Stored records:
══════════
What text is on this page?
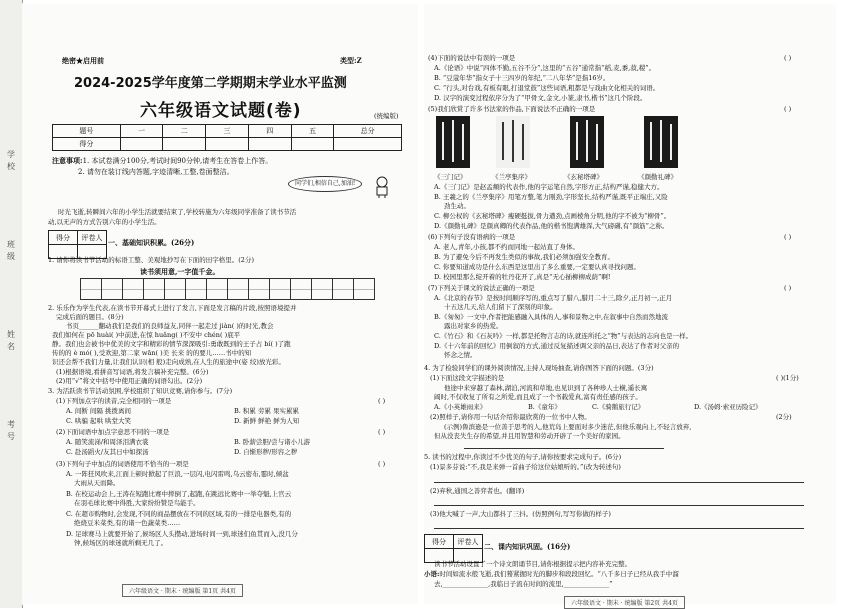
学
校
班
级
姓
名
考
号
绝密★启用前	类型:Z
2024-2025学年度第二学期期末学业水平监测
六年级语文试题(卷)	(统编版)
题号	一	二	三	四	五	总分
得分						
注意事项:1. 本试卷满分100分,考试时间90分钟,请考生在答卷上作答。
2. 请勿在装订线内答题,字迹清晰,工整,卷面整洁。
同学们,相信自己,加油!
时光飞逝,转瞬间六年的小学生活就要结束了,学校转施为六年级同学准备了读书节活
动,以无声的方式告别六年的小学生活。
得分	评卷人

一、基础知识积累。(26分)
1. 请你将读书节活动的标语工整、美观地抄写在下面的田字格里。(2分)
读书须用意,一字值千金。
2. 乐乐作为学生代表,在读书节开幕式上进行了发言,下面是发言稿的片段,按照语境提并
完成后面的题目。(8分)
书页______翻动我们是我们的良师益友,同伴一起走过 jiàn( )的时光,教会
我们如何在 pō huài( )中前进,在惊 huǎng( )不安中 chén( )底平
静。我们也会被书中优美的文字和精彩的情节深深吸引:勇敢既到的王子占 bí( )了跑
传的的 è mó( ),受欢迎,第二家 wān( )美 长来 的的要儿……书中的知
识还会帮不我们力量,让我们认识(相 般)走向成熟,在人生的旅途中(姿 绞)放光彩。
(1)根据语境,看拼音写词语,将发言稿补充完整。(6分)
(2)用“√”将文中括号中使用正确的词语勾出。(2分)
3. 为活跃读书节活动氛围,学校组织了知识竞赛,请你参与。(7分)
(1)下列加点字的读音,完全相同的一项是	( )
A. 间断 间隔 挑拨离间	B. 积累 劳累 果实累累
C. 哄骗 起哄 哄堂大笑	D. 新鲜 鲜艳 鲜为人知
(2)下面词语中加点字意思不同的一项是	( )
A. 随笑流涕/和周泽泪满衣裳	B. 卧薪尝胆/尝与诸小儿游
C. 赴汤蹈火/友其日中如探汤	D. 自惭形秽/形容之秽
(3)下列句子中加点的词语使用不恰当的一项是	( )
A. 一阵狂风吹来,江面上顿时掀起了巨浪,一层闪,电闪雷鸣,乌云密布,霎时,倾盆
大雨从天而降。
B. 在校运动会上,王涛在短跑比赛中摔倒了,起跑,在跳远比赛中一举夺魁,上官云
在羽毛球比赛中得胜,大家纷纷赞是鸟能手。
C. 在超市购物时,会发现,不同的商品摆放在不同的区域,有的一排是电器类,有的
绝烧豆米菜类,有的诸一色蔬菜类……
D. 足球赛马上就要开始了,候场区人头攒动,进场时间一到,球迷们鱼贯而入,没几分
钟,候场区的球迷就所剩无几了。
六年级语文 · 期末 · 统编版 第1页 共4页
(4)下面的说法中有误的一项是	( )
A.《论语》中说“四体不勤,五谷不分”,这里的“五谷”通常指“稻,麦,黍,菽,稷”。
B. “豆蔻年华”指女子十三四岁的年纪,“二八年华”是指16岁。
C. “行头,对台戏,有板有眼,打退堂鼓”这些词语,粗都是与戏曲文化相关的词语。
D. 汉字的演变过程依序分为了“甲骨文,金文,小篆,隶书,楷书”这几个阶段。
(5)我们欣赏了许多书法家的作品,下面说法不正确的一项是	( )
《三门记》	《兰亭集序》	《玄秘塔碑》	《颜勤礼碑》
A.《三门记》是赵孟頫的代表作,他的字运笔自然,字形方正,结构严谨,稳健大方。
B. 王羲之的《兰亭集序》用笔方整,笔力刚劲,字形坚长,结构严谨,既平正端庄,又险
劲生动。
C. 柳公权的《玄秘塔碑》瘦硬挺拔,骨力遒劲,点画棱角分明,他的字不被为“柳骨”。
D.《颜勤礼碑》是颜真卿的代表作品,他的楷书饱满雄浑,大气磅礴,有“颜筋”之称。
(6)下列句子没有语病的一项是	( )
A. 老人,青年,小孩,都不约而同地一起站直了身体。
B. 为了避免今后不再发生类似的事故,我们必须加强安全教育。
C. 你要知道成功是什么东西是这里出了多么重要,一定要认真寻找问题。
D. 校园里那么绽开着的牡丹花开了,真是“无心插柳柳成荫”啊!
(7)下列关于课文的说法正确的一项是	( )
A.《北京的春节》是按时间顺序写的,重点写了腊八,腊月二十三,除夕,正月初一,正月
十五这几天,给人们留下了深刻的印象。
B.《匆匆》一文中,作者把能感融入具体的人,事和景物之中,在叙事中自然而然地流
露出对家乡的热爱。
C.《竹石》和《石灰吟》一样,都是托物言志的诗,就连所托之“物”与表达的志向也是一样。
D.《十六年前的回忆》用倒叙的方式,通过反复描述调父亲的品日,表达了作者对父亲的
怀念之情。
4. 为了检验同学们的课外阅读情况,主持人现场抽查,请你图答下面的问题。(3分)
(1)下面这段文字描述的是	( )(1分)
他途中来穿越了森林,湖泊,河流和草地,也见识到了各种珍人士横,遥长寓
阔时,不仅收复了所有之所爱,而且成了一个书载爱真,富有责任感的孩子。
A.《小英雄雨来》	B.《童年》	C.《骑鹅旅行记》	D.《汤姆·索亚历险记》
(2)照样子,请你用一句话介绍你最欣赏的一位书中人物。	(2分)
(示例)鲁滨逊是一位善于思考的人,他荒岛上要面对多少迷茫,但他乐观向上,不轻言放弃,
但从没丧失生存的希望,并且用智慧和劳动开辟了一个美好的家园。
5. 读书的过程中,你读过不少优美的句子,请你按要求完成句子。(6分)
(1)景多芬说:“不,我是来弹一首曲子给这位姑娘听的。”(改为转述句)
(2)弃秋,通国之善弈者也。(翻译)
(3)他大喊了一声,大山都抖了三抖。(仿照例句,写写你做的样子)
得分	评卷人

二、课内知识巩固。(16分)
读书节活动设置了一个诗文朗诵节目,请你根据提示把内容补充完整。
小语:时间如流水般飞逝,我们蓦紧握时光的脚步和段段回忆。“八千多日子已经从我手中溜
去,______________,我临日子流在时间的流里,______________”
六年级语文 · 期末 · 统编版 第2页 共4页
══════════
**Requirements:**
Keep the pictures out of your copy, and repeat every entry above exactly.

**Solution for this problem:**
What text is on this page?
学
校
班
级
姓
名
考
号
绝密★启用前	类型:Z
2024-2025学年度第二学期期末学业水平监测
六年级语文试题(卷)	(统编版)
题号	一	二	三	四	五	总分
得分						
注意事项:1. 本试卷满分100分,考试时间90分钟,请考生在答卷上作答。
2. 请勿在装订线内答题,字迹清晰,工整,卷面整洁。
同学们,相信自己,加油!
时光飞逝,转瞬间六年的小学生活就要结束了,学校转施为六年级同学准备了读书节活
动,以无声的方式告别六年的小学生活。
得分	评卷人

一、基础知识积累。(26分)
1. 请你将读书节活动的标语工整、美观地抄写在下面的田字格里。(2分)
读书须用意,一字值千金。
2. 乐乐作为学生代表,在读书节开幕式上进行了发言,下面是发言稿的片段,按照语境提并
完成后面的题目。(8分)
书页______翻动我们是我们的良师益友,同伴一起走过 jiàn( )的时光,教会
我们如何在 pō huài( )中前进,在惊 huǎng( )不安中 chén( )底平
静。我们也会被书中优美的文字和精彩的情节深深吸引:勇敢既到的王子占 bí( )了跑
传的的 è mó( ),受欢迎,第二家 wān( )美 长来 的的要儿……书中的知
识还会帮不我们力量,让我们认识(相 般)走向成熟,在人生的旅途中(姿 绞)放光彩。
(1)根据语境,看拼音写词语,将发言稿补充完整。(6分)
(2)用“√”将文中括号中使用正确的词语勾出。(2分)
3. 为活跃读书节活动氛围,学校组织了知识竞赛,请你参与。(7分)
(1)下列加点字的读音,完全相同的一项是	( )
A. 间断 间隔 挑拨离间	B. 积累 劳累 果实累累
C. 哄骗 起哄 哄堂大笑	D. 新鲜 鲜艳 鲜为人知
(2)下面词语中加点字意思不同的一项是	( )
A. 随笑流涕/和周泽泪满衣裳	B. 卧薪尝胆/尝与诸小儿游
C. 赴汤蹈火/友其日中如探汤	D. 自惭形秽/形容之秽
(3)下列句子中加点的词语使用不恰当的一项是	( )
A. 一阵狂风吹来,江面上顿时掀起了巨浪,一层闪,电闪雷鸣,乌云密布,霎时,倾盆
大雨从天而降。
B. 在校运动会上,王涛在短跑比赛中摔倒了,起跑,在跳远比赛中一举夺魁,上官云
在羽毛球比赛中得胜,大家纷纷赞是鸟能手。
C. 在超市购物时,会发现,不同的商品摆放在不同的区域,有的一排是电器类,有的
绝烧豆米菜类,有的诸一色蔬菜类……
D. 足球赛马上就要开始了,候场区人头攒动,进场时间一到,球迷们鱼贯而入,没几分
钟,候场区的球迷就所剩无几了。
六年级语文 · 期末 · 统编版 第1页 共4页
(4)下面的说法中有误的一项是	( )
A.《论语》中说“四体不勤,五谷不分”,这里的“五谷”通常指“稻,麦,黍,菽,稷”。
B. “豆蔻年华”指女子十三四岁的年纪,“二八年华”是指16岁。
C. “行头,对台戏,有板有眼,打退堂鼓”这些词语,粗都是与戏曲文化相关的词语。
D. 汉字的演变过程依序分为了“甲骨文,金文,小篆,隶书,楷书”这几个阶段。
(5)我们欣赏了许多书法家的作品,下面说法不正确的一项是	( )
《三门记》	《兰亭集序》	《玄秘塔碑》	《颜勤礼碑》
A.《三门记》是赵孟頫的代表作,他的字运笔自然,字形方正,结构严谨,稳健大方。
B. 王羲之的《兰亭集序》用笔方整,笔力刚劲,字形坚长,结构严谨,既平正端庄,又险
劲生动。
C. 柳公权的《玄秘塔碑》瘦硬挺拔,骨力遒劲,点画棱角分明,他的字不被为“柳骨”。
D.《颜勤礼碑》是颜真卿的代表作品,他的楷书饱满雄浑,大气磅礴,有“颜筋”之称。
(6)下列句子没有语病的一项是	( )
A. 老人,青年,小孩,都不约而同地一起站直了身体。
B. 为了避免今后不再发生类似的事故,我们必须加强安全教育。
C. 你要知道成功是什么东西是这里出了多么重要,一定要认真寻找问题。
D. 校园里那么绽开着的牡丹花开了,真是“无心插柳柳成荫”啊!
(7)下列关于课文的说法正确的一项是	( )
A.《北京的春节》是按时间顺序写的,重点写了腊八,腊月二十三,除夕,正月初一,正月
十五这几天,给人们留下了深刻的印象。
B.《匆匆》一文中,作者把能感融入具体的人,事和景物之中,在叙事中自然而然地流
露出对家乡的热爱。
C.《竹石》和《石灰吟》一样,都是托物言志的诗,就连所托之“物”与表达的志向也是一样。
D.《十六年前的回忆》用倒叙的方式,通过反复描述调父亲的品日,表达了作者对父亲的
怀念之情。
4. 为了检验同学们的课外阅读情况,主持人现场抽查,请你图答下面的问题。(3分)
(1)下面这段文字描述的是	( )(1分)
他途中来穿越了森林,湖泊,河流和草地,也见识到了各种珍人士横,遥长寓
阔时,不仅收复了所有之所爱,而且成了一个书载爱真,富有责任感的孩子。
A.《小英雄雨来》	B.《童年》	C.《骑鹅旅行记》	D.《汤姆·索亚历险记》
(2)照样子,请你用一句话介绍你最欣赏的一位书中人物。	(2分)
(示例)鲁滨逊是一位善于思考的人,他荒岛上要面对多少迷茫,但他乐观向上,不轻言放弃,
但从没丧失生存的希望,并且用智慧和劳动开辟了一个美好的家园。
5. 读书的过程中,你读过不少优美的句子,请你按要求完成句子。(6分)
(1)景多芬说:“不,我是来弹一首曲子给这位姑娘听的。”(改为转述句)
(2)弃秋,通国之善弈者也。(翻译)
(3)他大喊了一声,大山都抖了三抖。(仿照例句,写写你做的样子)
得分	评卷人

二、课内知识巩固。(16分)
读书节活动设置了一个诗文朗诵节目,请你根据提示把内容补充完整。
小语:时间如流水般飞逝,我们蓦紧握时光的脚步和段段回忆。“八千多日子已经从我手中溜
去,______________,我临日子流在时间的流里,______________”
六年级语文 · 期末 · 统编版 第2页 共4页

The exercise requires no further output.